Copy every line, leaving nothing out and adding nothing.

— start DATA —

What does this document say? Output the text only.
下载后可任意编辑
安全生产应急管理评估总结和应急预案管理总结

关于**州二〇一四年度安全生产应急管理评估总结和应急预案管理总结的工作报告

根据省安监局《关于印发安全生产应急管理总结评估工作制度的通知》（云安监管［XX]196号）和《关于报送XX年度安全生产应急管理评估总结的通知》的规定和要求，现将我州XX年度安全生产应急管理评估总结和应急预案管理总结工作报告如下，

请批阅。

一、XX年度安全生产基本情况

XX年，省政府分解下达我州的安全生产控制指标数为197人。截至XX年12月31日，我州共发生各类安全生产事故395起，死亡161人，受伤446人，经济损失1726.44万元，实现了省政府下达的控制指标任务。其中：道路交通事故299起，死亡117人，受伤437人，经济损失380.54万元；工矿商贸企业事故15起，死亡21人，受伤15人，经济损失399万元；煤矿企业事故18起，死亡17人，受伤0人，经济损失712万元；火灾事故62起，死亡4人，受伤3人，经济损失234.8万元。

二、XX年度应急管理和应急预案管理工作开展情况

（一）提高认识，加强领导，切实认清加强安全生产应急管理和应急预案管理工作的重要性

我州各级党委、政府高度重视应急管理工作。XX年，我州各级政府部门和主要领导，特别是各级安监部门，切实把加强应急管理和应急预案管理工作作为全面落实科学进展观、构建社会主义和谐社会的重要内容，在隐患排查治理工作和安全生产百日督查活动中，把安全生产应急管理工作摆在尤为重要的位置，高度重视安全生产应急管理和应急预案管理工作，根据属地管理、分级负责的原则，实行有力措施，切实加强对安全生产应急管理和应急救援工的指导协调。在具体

— end DATA —

[FULL SOLUTION]:
What does this document say? Output the text only.
下载后可任意编辑
安全生产应急管理评估总结和应急预案管理总结

关于**州二〇一四年度安全生产应急管理评估总结和应急预案管理总结的工作报告

根据省安监局《关于印发安全生产应急管理总结评估工作制度的通知》（云安监管［XX]196号）和《关于报送XX年度安全生产应急管理评估总结的通知》的规定和要求，现将我州XX年度安全生产应急管理评估总结和应急预案管理总结工作报告如下，

请批阅。

一、XX年度安全生产基本情况

XX年，省政府分解下达我州的安全生产控制指标数为197人。截至XX年12月31日，我州共发生各类安全生产事故395起，死亡161人，受伤446人，经济损失1726.44万元，实现了省政府下达的控制指标任务。其中：道路交通事故299起，死亡117人，受伤437人，经济损失380.54万元；工矿商贸企业事故15起，死亡21人，受伤15人，经济损失399万元；煤矿企业事故18起，死亡17人，受伤0人，经济损失712万元；火灾事故62起，死亡4人，受伤3人，经济损失234.8万元。

二、XX年度应急管理和应急预案管理工作开展情况

（一）提高认识，加强领导，切实认清加强安全生产应急管理和应急预案管理工作的重要性

我州各级党委、政府高度重视应急管理工作。XX年，我州各级政府部门和主要领导，特别是各级安监部门，切实把加强应急管理和应急预案管理工作作为全面落实科学进展观、构建社会主义和谐社会的重要内容，在隐患排查治理工作和安全生产百日督查活动中，把安全生产应急管理工作摆在尤为重要的位置，高度重视安全生产应急管理和应急预案管理工作，根据属地管理、分级负责的原则，实行有力措施，切实加强对安全生产应急管理和应急救援工的指导协调。在具体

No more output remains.